Task brief >> Extract every line that contains the word "הצדדים".

Saved entries >>
—————
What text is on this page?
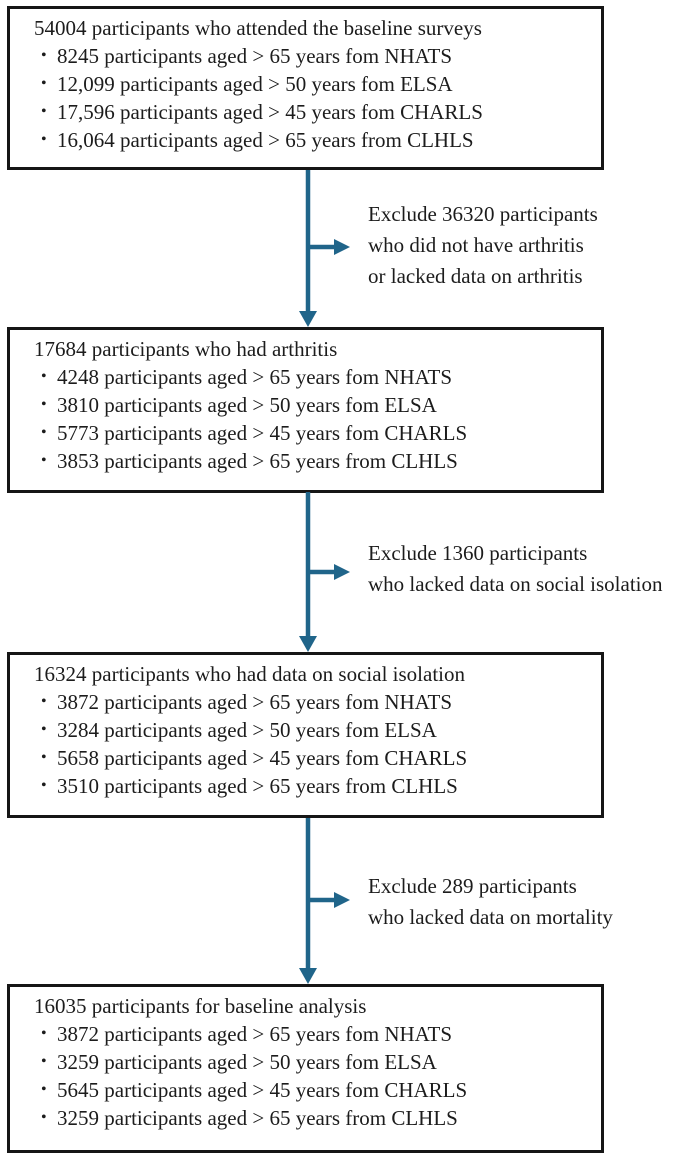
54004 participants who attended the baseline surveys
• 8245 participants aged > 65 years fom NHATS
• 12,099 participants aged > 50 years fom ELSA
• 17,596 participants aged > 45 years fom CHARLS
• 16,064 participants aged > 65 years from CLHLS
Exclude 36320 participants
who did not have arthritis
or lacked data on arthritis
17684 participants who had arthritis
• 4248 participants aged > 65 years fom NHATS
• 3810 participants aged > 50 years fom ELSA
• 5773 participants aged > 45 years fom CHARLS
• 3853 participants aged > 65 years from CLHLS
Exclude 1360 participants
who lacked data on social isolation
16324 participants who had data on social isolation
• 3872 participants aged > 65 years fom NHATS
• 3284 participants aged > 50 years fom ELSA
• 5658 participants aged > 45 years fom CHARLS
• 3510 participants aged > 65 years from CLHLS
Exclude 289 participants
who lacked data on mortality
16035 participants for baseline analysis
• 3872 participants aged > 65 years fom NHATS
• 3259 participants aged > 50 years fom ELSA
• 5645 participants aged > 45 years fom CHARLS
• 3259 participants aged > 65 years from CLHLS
—————
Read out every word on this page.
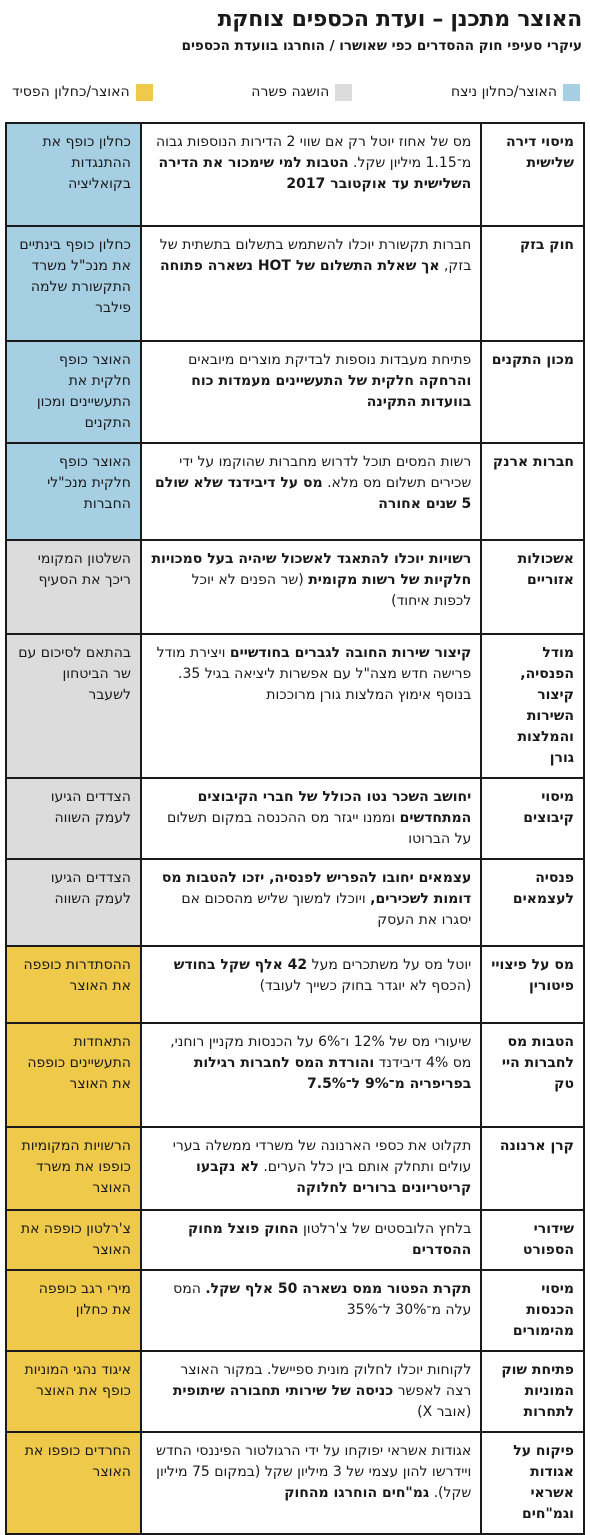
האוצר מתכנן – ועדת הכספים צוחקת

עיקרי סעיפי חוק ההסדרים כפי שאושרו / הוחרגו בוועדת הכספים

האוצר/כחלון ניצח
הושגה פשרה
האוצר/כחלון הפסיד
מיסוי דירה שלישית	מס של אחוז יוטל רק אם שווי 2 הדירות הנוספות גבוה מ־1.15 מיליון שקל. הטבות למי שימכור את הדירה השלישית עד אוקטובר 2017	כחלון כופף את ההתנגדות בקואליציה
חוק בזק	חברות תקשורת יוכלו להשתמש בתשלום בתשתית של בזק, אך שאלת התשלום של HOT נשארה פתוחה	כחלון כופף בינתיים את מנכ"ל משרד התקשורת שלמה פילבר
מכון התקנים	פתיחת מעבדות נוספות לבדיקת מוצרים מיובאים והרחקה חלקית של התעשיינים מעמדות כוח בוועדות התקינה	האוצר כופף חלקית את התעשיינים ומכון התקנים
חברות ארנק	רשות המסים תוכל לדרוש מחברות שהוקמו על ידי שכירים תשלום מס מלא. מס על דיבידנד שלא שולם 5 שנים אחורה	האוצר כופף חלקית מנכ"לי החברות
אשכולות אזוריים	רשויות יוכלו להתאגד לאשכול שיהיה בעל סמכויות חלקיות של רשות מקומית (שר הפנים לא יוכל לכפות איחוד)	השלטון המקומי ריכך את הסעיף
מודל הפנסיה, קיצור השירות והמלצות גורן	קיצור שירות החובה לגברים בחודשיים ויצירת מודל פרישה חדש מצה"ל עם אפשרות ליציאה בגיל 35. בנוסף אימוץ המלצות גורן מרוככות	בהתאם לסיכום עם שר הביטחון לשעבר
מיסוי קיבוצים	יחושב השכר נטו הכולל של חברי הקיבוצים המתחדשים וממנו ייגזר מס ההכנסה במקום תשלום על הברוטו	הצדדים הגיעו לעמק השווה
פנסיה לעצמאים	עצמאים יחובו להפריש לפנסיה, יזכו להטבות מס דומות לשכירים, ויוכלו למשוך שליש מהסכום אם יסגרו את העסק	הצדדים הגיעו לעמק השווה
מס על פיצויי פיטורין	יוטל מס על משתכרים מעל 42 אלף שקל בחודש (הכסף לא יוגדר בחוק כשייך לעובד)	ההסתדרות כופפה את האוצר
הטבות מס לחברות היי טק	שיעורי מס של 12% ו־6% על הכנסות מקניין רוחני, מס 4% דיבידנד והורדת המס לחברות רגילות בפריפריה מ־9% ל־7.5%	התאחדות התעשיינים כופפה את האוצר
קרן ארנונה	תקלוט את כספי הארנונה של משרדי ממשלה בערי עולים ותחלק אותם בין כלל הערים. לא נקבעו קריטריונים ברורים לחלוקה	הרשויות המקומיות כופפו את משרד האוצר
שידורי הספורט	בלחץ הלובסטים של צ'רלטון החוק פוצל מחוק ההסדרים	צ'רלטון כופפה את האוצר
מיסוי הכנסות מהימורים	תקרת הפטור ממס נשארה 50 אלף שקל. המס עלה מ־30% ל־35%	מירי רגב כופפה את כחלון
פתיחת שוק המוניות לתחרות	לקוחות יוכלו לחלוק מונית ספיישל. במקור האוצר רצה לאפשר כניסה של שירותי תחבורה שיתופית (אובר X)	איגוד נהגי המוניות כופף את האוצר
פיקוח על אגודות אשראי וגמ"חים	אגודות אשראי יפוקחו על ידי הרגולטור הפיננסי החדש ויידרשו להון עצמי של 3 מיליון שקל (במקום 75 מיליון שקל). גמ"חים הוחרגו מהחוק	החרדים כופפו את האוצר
—————
Exercise solution >>
מיסוי קיבוצים	יחושב השכר נטו הכולל של חברי הקיבוצים המתחדשים וממנו ייגזר מס ההכנסה במקום תשלום על הברוטו	הצדדים הגיעו לעמק השווה
פנסיה לעצמאים	עצמאים יחובו להפריש לפנסיה, יזכו להטבות מס דומות לשכירים, ויוכלו למשוך שליש מהסכום אם יסגרו את העסק	הצדדים הגיעו לעמק השווה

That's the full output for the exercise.